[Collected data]

--------------------------------------------------

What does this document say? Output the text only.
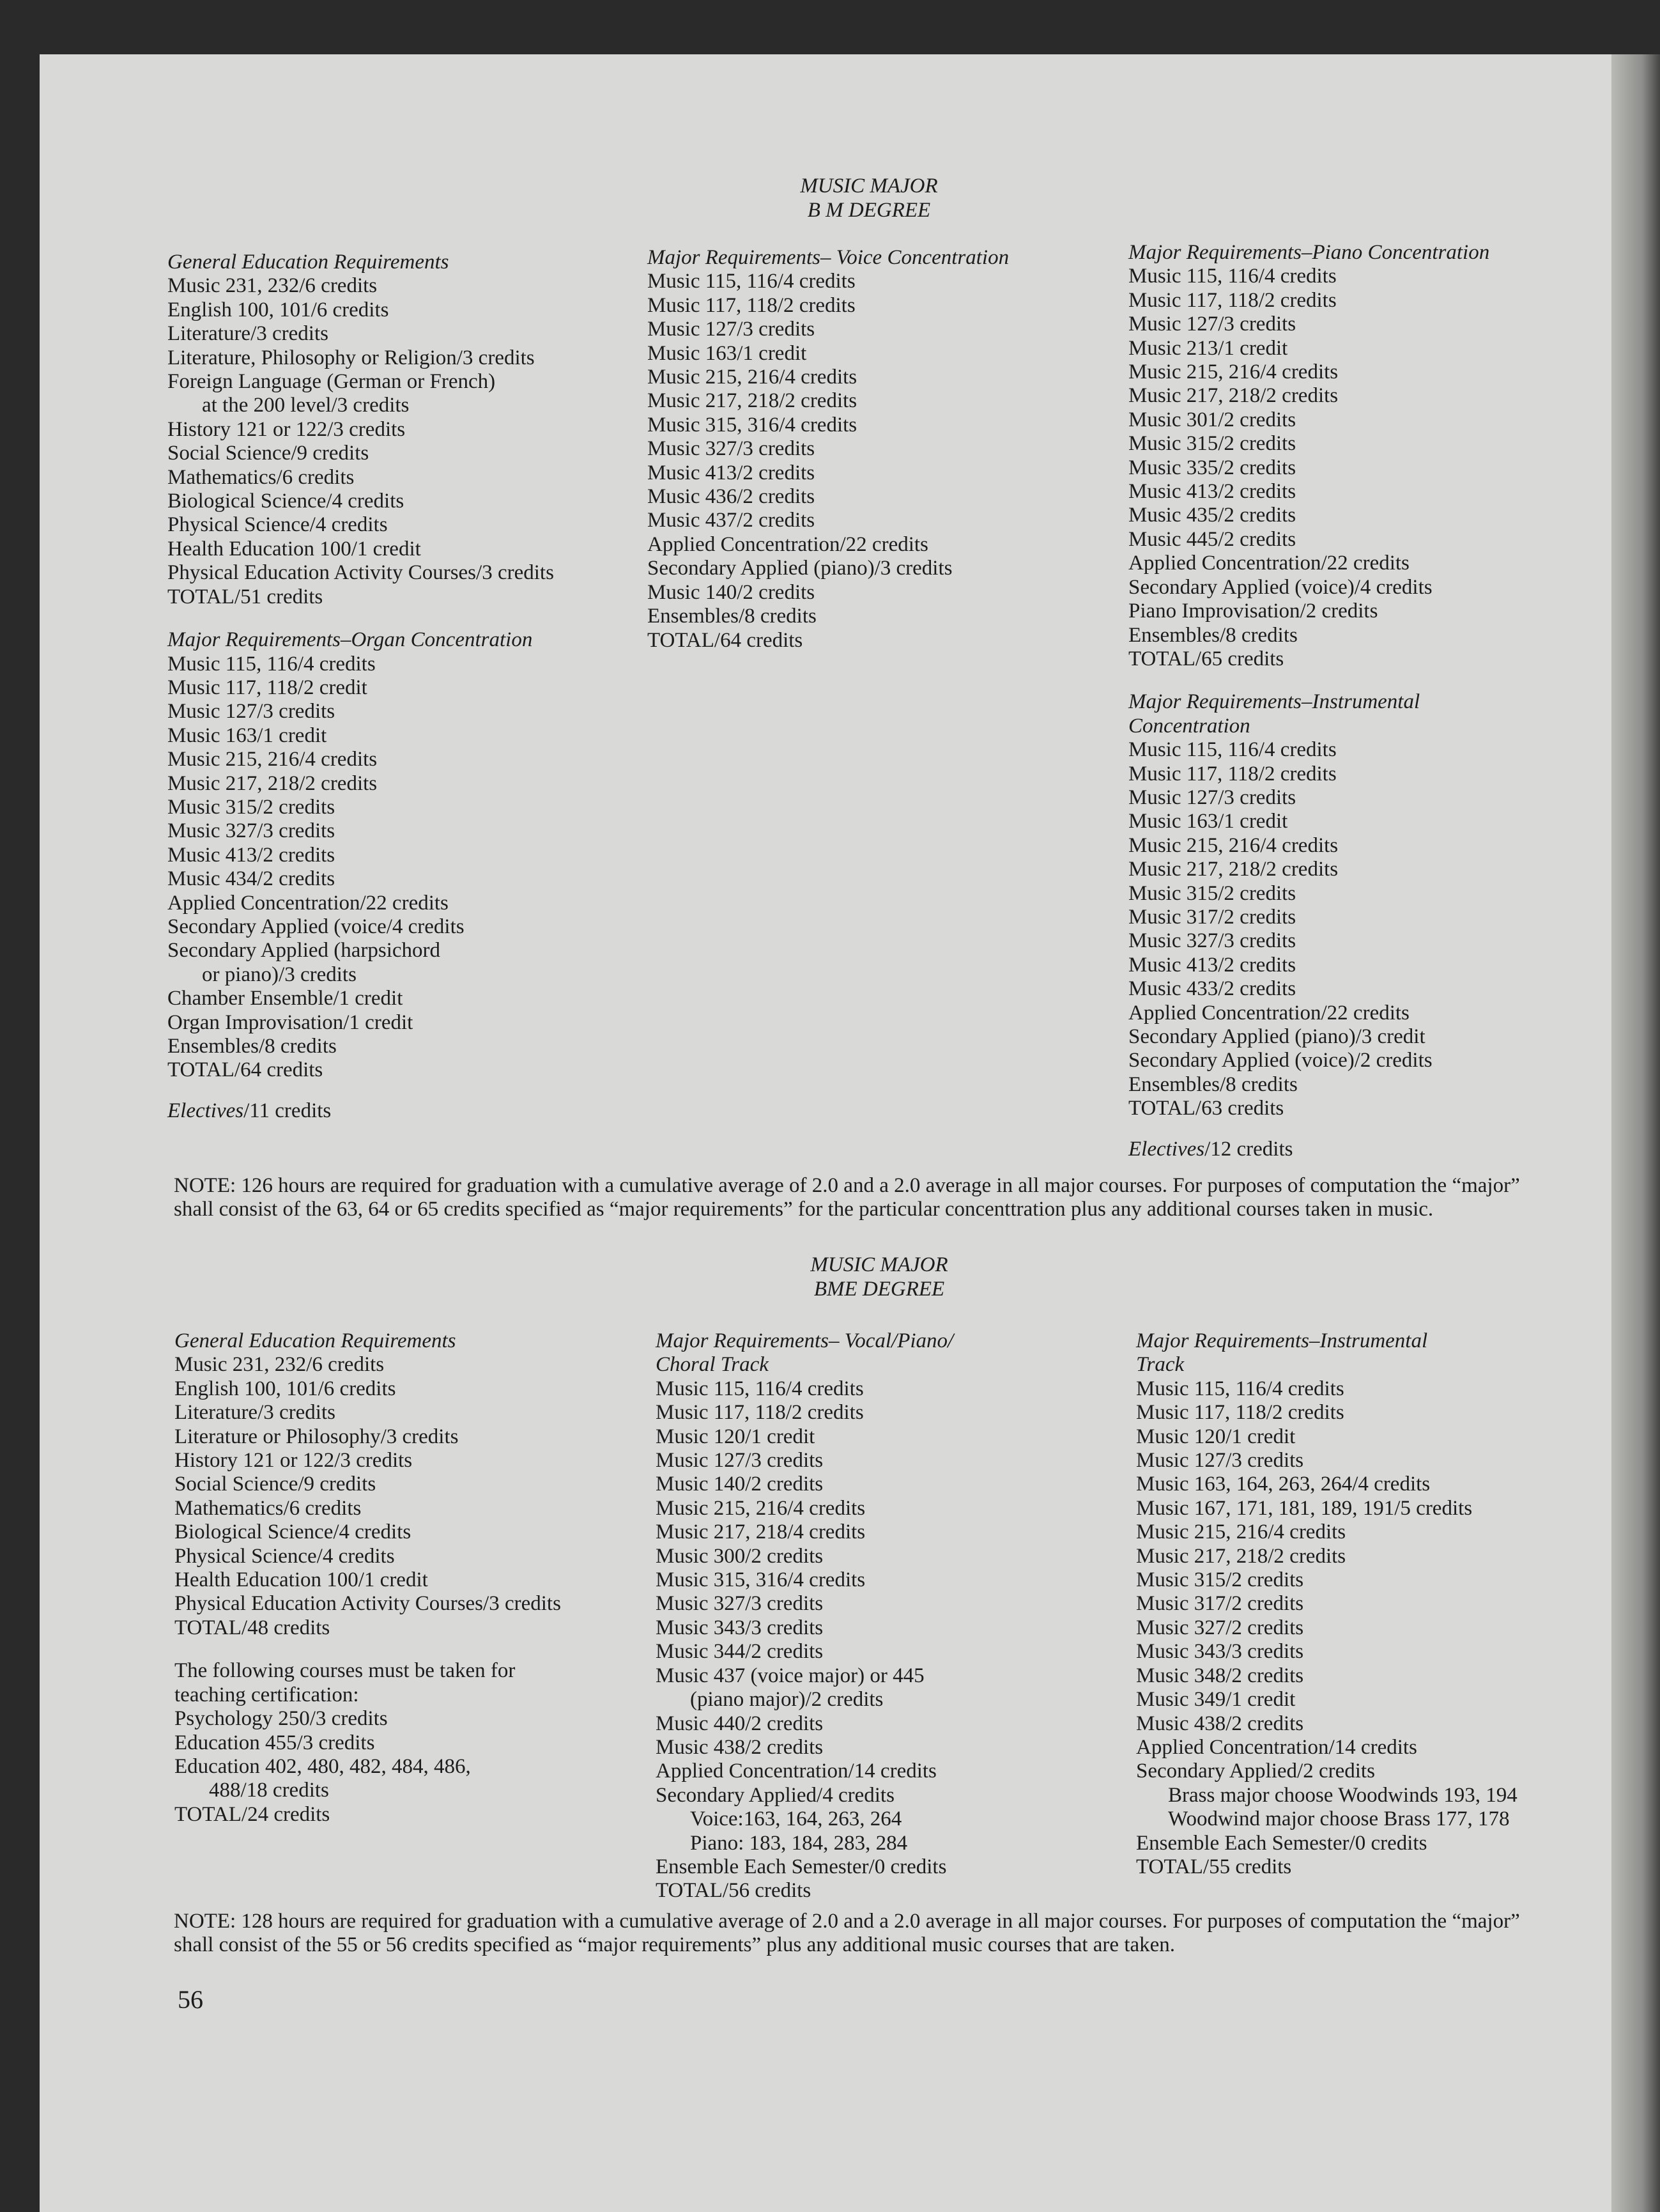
MUSIC MAJOR
B M DEGREE
General Education Requirements
Music 231, 232/6 credits
English 100, 101/6 credits
Literature/3 credits
Literature, Philosophy or Religion/3 credits
Foreign Language (German or French)
at the 200 level/3 credits
History 121 or 122/3 credits
Social Science/9 credits
Mathematics/6 credits
Biological Science/4 credits
Physical Science/4 credits
Health Education 100/1 credit
Physical Education Activity Courses/3 credits
TOTAL/51 credits
Major Requirements–Organ Concentration
Music 115, 116/4 credits
Music 117, 118/2 credit
Music 127/3 credits
Music 163/1 credit
Music 215, 216/4 credits
Music 217, 218/2 credits
Music 315/2 credits
Music 327/3 credits
Music 413/2 credits
Music 434/2 credits
Applied Concentration/22 credits
Secondary Applied (voice/4 credits
Secondary Applied (harpsichord
or piano)/3 credits
Chamber Ensemble/1 credit
Organ Improvisation/1 credit
Ensembles/8 credits
TOTAL/64 credits
Electives/11 credits
Major Requirements– Voice Concentration
Music 115, 116/4 credits
Music 117, 118/2 credits
Music 127/3 credits
Music 163/1 credit
Music 215, 216/4 credits
Music 217, 218/2 credits
Music 315, 316/4 credits
Music 327/3 credits
Music 413/2 credits
Music 436/2 credits
Music 437/2 credits
Applied Concentration/22 credits
Secondary Applied (piano)/3 credits
Music 140/2 credits
Ensembles/8 credits
TOTAL/64 credits
Major Requirements–Piano Concentration
Music 115, 116/4 credits
Music 117, 118/2 credits
Music 127/3 credits
Music 213/1 credit
Music 215, 216/4 credits
Music 217, 218/2 credits
Music 301/2 credits
Music 315/2 credits
Music 335/2 credits
Music 413/2 credits
Music 435/2 credits
Music 445/2 credits
Applied Concentration/22 credits
Secondary Applied (voice)/4 credits
Piano Improvisation/2 credits
Ensembles/8 credits
TOTAL/65 credits
Major Requirements–Instrumental
Concentration
Music 115, 116/4 credits
Music 117, 118/2 credits
Music 127/3 credits
Music 163/1 credit
Music 215, 216/4 credits
Music 217, 218/2 credits
Music 315/2 credits
Music 317/2 credits
Music 327/3 credits
Music 413/2 credits
Music 433/2 credits
Applied Concentration/22 credits
Secondary Applied (piano)/3 credit
Secondary Applied (voice)/2 credits
Ensembles/8 credits
TOTAL/63 credits
Electives/12 credits
NOTE: 126 hours are required for graduation with a cumulative average of 2.0 and a 2.0 average in all major courses. For purposes of computation the “major” shall consist of the 63, 64 or 65 credits specified as “major requirements” for the particular concenttration plus any additional courses taken in music.
MUSIC MAJOR
BME DEGREE
General Education Requirements
Music 231, 232/6 credits
English 100, 101/6 credits
Literature/3 credits
Literature or Philosophy/3 credits
History 121 or 122/3 credits
Social Science/9 credits
Mathematics/6 credits
Biological Science/4 credits
Physical Science/4 credits
Health Education 100/1 credit
Physical Education Activity Courses/3 credits
TOTAL/48 credits
The following courses must be taken for
teaching certification:
Psychology 250/3 credits
Education 455/3 credits
Education 402, 480, 482, 484, 486,
488/18 credits
TOTAL/24 credits
Major Requirements– Vocal/Piano/
Choral Track
Music 115, 116/4 credits
Music 117, 118/2 credits
Music 120/1 credit
Music 127/3 credits
Music 140/2 credits
Music 215, 216/4 credits
Music 217, 218/4 credits
Music 300/2 credits
Music 315, 316/4 credits
Music 327/3 credits
Music 343/3 credits
Music 344/2 credits
Music 437 (voice major) or 445
(piano major)/2 credits
Music 440/2 credits
Music 438/2 credits
Applied Concentration/14 credits
Secondary Applied/4 credits
Voice:163, 164, 263, 264
Piano: 183, 184, 283, 284
Ensemble Each Semester/0 credits
TOTAL/56 credits
Major Requirements–Instrumental
Track
Music 115, 116/4 credits
Music 117, 118/2 credits
Music 120/1 credit
Music 127/3 credits
Music 163, 164, 263, 264/4 credits
Music 167, 171, 181, 189, 191/5 credits
Music 215, 216/4 credits
Music 217, 218/2 credits
Music 315/2 credits
Music 317/2 credits
Music 327/2 credits
Music 343/3 credits
Music 348/2 credits
Music 349/1 credit
Music 438/2 credits
Applied Concentration/14 credits
Secondary Applied/2 credits
Brass major choose Woodwinds 193, 194
Woodwind major choose Brass 177, 178
Ensemble Each Semester/0 credits
TOTAL/55 credits
NOTE: 128 hours are required for graduation with a cumulative average of 2.0 and a 2.0 average in all major courses. For purposes of computation the “major” shall consist of the 55 or 56 credits specified as “major requirements” plus any additional music courses that are taken.
56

--------------------------------------------------

**AIM:** From the records given above, reproduce all text exactly and exclude each picture.

**COMPLETE RESPONSE:**
What does this document say? Output the text only.
MUSIC MAJOR
B M DEGREE
General Education Requirements
Music 231, 232/6 credits
English 100, 101/6 credits
Literature/3 credits
Literature, Philosophy or Religion/3 credits
Foreign Language (German or French)
at the 200 level/3 credits
History 121 or 122/3 credits
Social Science/9 credits
Mathematics/6 credits
Biological Science/4 credits
Physical Science/4 credits
Health Education 100/1 credit
Physical Education Activity Courses/3 credits
TOTAL/51 credits
Major Requirements–Organ Concentration
Music 115, 116/4 credits
Music 117, 118/2 credit
Music 127/3 credits
Music 163/1 credit
Music 215, 216/4 credits
Music 217, 218/2 credits
Music 315/2 credits
Music 327/3 credits
Music 413/2 credits
Music 434/2 credits
Applied Concentration/22 credits
Secondary Applied (voice/4 credits
Secondary Applied (harpsichord
or piano)/3 credits
Chamber Ensemble/1 credit
Organ Improvisation/1 credit
Ensembles/8 credits
TOTAL/64 credits
Electives/11 credits
Major Requirements– Voice Concentration
Music 115, 116/4 credits
Music 117, 118/2 credits
Music 127/3 credits
Music 163/1 credit
Music 215, 216/4 credits
Music 217, 218/2 credits
Music 315, 316/4 credits
Music 327/3 credits
Music 413/2 credits
Music 436/2 credits
Music 437/2 credits
Applied Concentration/22 credits
Secondary Applied (piano)/3 credits
Music 140/2 credits
Ensembles/8 credits
TOTAL/64 credits
Major Requirements–Piano Concentration
Music 115, 116/4 credits
Music 117, 118/2 credits
Music 127/3 credits
Music 213/1 credit
Music 215, 216/4 credits
Music 217, 218/2 credits
Music 301/2 credits
Music 315/2 credits
Music 335/2 credits
Music 413/2 credits
Music 435/2 credits
Music 445/2 credits
Applied Concentration/22 credits
Secondary Applied (voice)/4 credits
Piano Improvisation/2 credits
Ensembles/8 credits
TOTAL/65 credits
Major Requirements–Instrumental
Concentration
Music 115, 116/4 credits
Music 117, 118/2 credits
Music 127/3 credits
Music 163/1 credit
Music 215, 216/4 credits
Music 217, 218/2 credits
Music 315/2 credits
Music 317/2 credits
Music 327/3 credits
Music 413/2 credits
Music 433/2 credits
Applied Concentration/22 credits
Secondary Applied (piano)/3 credit
Secondary Applied (voice)/2 credits
Ensembles/8 credits
TOTAL/63 credits
Electives/12 credits
NOTE: 126 hours are required for graduation with a cumulative average of 2.0 and a 2.0 average in all major courses. For purposes of computation the “major” shall consist of the 63, 64 or 65 credits specified as “major requirements” for the particular concenttration plus any additional courses taken in music.
MUSIC MAJOR
BME DEGREE
General Education Requirements
Music 231, 232/6 credits
English 100, 101/6 credits
Literature/3 credits
Literature or Philosophy/3 credits
History 121 or 122/3 credits
Social Science/9 credits
Mathematics/6 credits
Biological Science/4 credits
Physical Science/4 credits
Health Education 100/1 credit
Physical Education Activity Courses/3 credits
TOTAL/48 credits
The following courses must be taken for
teaching certification:
Psychology 250/3 credits
Education 455/3 credits
Education 402, 480, 482, 484, 486,
488/18 credits
TOTAL/24 credits
Major Requirements– Vocal/Piano/
Choral Track
Music 115, 116/4 credits
Music 117, 118/2 credits
Music 120/1 credit
Music 127/3 credits
Music 140/2 credits
Music 215, 216/4 credits
Music 217, 218/4 credits
Music 300/2 credits
Music 315, 316/4 credits
Music 327/3 credits
Music 343/3 credits
Music 344/2 credits
Music 437 (voice major) or 445
(piano major)/2 credits
Music 440/2 credits
Music 438/2 credits
Applied Concentration/14 credits
Secondary Applied/4 credits
Voice:163, 164, 263, 264
Piano: 183, 184, 283, 284
Ensemble Each Semester/0 credits
TOTAL/56 credits
Major Requirements–Instrumental
Track
Music 115, 116/4 credits
Music 117, 118/2 credits
Music 120/1 credit
Music 127/3 credits
Music 163, 164, 263, 264/4 credits
Music 167, 171, 181, 189, 191/5 credits
Music 215, 216/4 credits
Music 217, 218/2 credits
Music 315/2 credits
Music 317/2 credits
Music 327/2 credits
Music 343/3 credits
Music 348/2 credits
Music 349/1 credit
Music 438/2 credits
Applied Concentration/14 credits
Secondary Applied/2 credits
Brass major choose Woodwinds 193, 194
Woodwind major choose Brass 177, 178
Ensemble Each Semester/0 credits
TOTAL/55 credits
NOTE: 128 hours are required for graduation with a cumulative average of 2.0 and a 2.0 average in all major courses. For purposes of computation the “major” shall consist of the 55 or 56 credits specified as “major requirements” plus any additional music courses that are taken.
56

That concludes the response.